• Material supplied:
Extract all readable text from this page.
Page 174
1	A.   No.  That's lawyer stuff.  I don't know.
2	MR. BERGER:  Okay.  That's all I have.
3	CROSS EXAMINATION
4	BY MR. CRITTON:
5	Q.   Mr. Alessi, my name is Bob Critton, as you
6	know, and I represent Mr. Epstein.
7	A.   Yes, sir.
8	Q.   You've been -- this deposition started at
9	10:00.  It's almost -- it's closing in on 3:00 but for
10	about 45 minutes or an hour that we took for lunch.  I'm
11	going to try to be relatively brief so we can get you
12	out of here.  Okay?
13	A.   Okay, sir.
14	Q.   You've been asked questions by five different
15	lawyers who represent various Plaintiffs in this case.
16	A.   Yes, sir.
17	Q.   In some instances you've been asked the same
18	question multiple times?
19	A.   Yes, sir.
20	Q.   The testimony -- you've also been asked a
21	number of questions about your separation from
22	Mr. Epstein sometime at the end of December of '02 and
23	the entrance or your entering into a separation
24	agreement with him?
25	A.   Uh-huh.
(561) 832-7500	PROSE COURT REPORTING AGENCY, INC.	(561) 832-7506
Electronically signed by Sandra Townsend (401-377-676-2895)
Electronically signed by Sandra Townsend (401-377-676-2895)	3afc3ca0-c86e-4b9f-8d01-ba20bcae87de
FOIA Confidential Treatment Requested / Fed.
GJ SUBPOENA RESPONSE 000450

• Problem:
Give all of the entries again, word for word.

• Solved exercise:
Extract all readable text from this page.
Page 174
1	A.   No.  That's lawyer stuff.  I don't know.
2	MR. BERGER:  Okay.  That's all I have.
3	CROSS EXAMINATION
4	BY MR. CRITTON:
5	Q.   Mr. Alessi, my name is Bob Critton, as you
6	know, and I represent Mr. Epstein.
7	A.   Yes, sir.
8	Q.   You've been -- this deposition started at
9	10:00.  It's almost -- it's closing in on 3:00 but for
10	about 45 minutes or an hour that we took for lunch.  I'm
11	going to try to be relatively brief so we can get you
12	out of here.  Okay?
13	A.   Okay, sir.
14	Q.   You've been asked questions by five different
15	lawyers who represent various Plaintiffs in this case.
16	A.   Yes, sir.
17	Q.   In some instances you've been asked the same
18	question multiple times?
19	A.   Yes, sir.
20	Q.   The testimony -- you've also been asked a
21	number of questions about your separation from
22	Mr. Epstein sometime at the end of December of '02 and
23	the entrance or your entering into a separation
24	agreement with him?
25	A.   Uh-huh.
(561) 832-7500	PROSE COURT REPORTING AGENCY, INC.	(561) 832-7506
Electronically signed by Sandra Townsend (401-377-676-2895)
Electronically signed by Sandra Townsend (401-377-676-2895)	3afc3ca0-c86e-4b9f-8d01-ba20bcae87de
FOIA Confidential Treatment Requested / Fed.
GJ SUBPOENA RESPONSE 000450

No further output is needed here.